• _Directions for this task_
Each entry below must be repeated exactly, with pictures left out.
=====
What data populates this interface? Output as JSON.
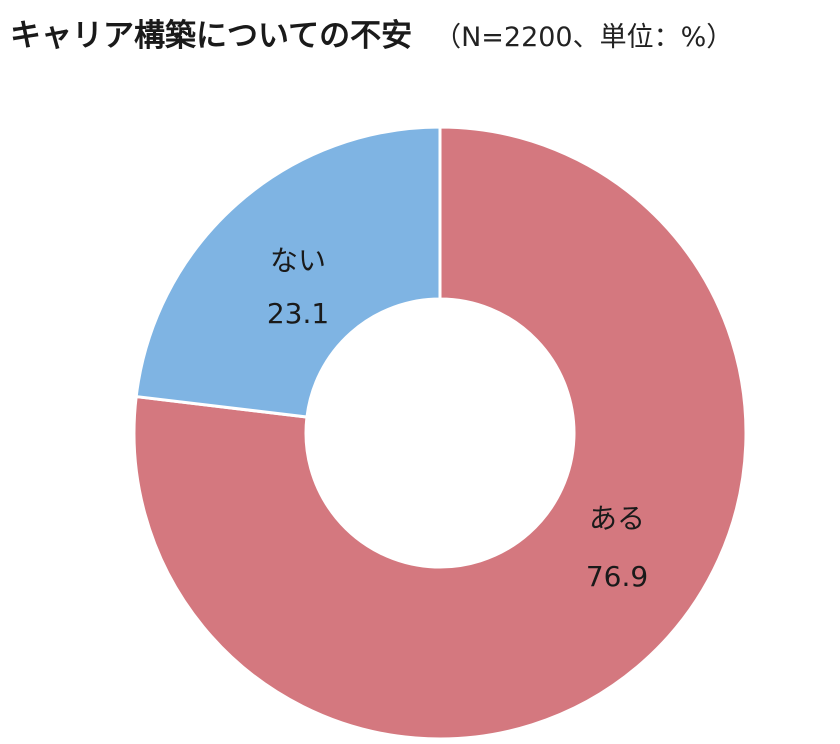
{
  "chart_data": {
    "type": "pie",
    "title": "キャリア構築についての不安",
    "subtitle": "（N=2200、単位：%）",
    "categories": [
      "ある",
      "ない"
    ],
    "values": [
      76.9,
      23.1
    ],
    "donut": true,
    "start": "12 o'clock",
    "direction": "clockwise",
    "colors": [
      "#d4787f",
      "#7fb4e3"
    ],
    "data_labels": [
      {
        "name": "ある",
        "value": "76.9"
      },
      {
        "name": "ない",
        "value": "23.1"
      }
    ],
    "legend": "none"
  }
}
=====
• _Exercise answer_
What data populates this interface? Output as JSON.
{
  "chart_data": {
    "type": "pie",
    "title": "キャリア構築についての不安",
    "subtitle": "（N=2200、単位：%）",
    "categories": [
      "ある",
      "ない"
    ],
    "values": [
      76.9,
      23.1
    ],
    "donut": true,
    "start": "12 o'clock",
    "direction": "clockwise",
    "colors": [
      "#d4787f",
      "#7fb4e3"
    ],
    "data_labels": [
      {
        "name": "ある",
        "value": "76.9"
      },
      {
        "name": "ない",
        "value": "23.1"
      }
    ],
    "legend": "none"
  }
}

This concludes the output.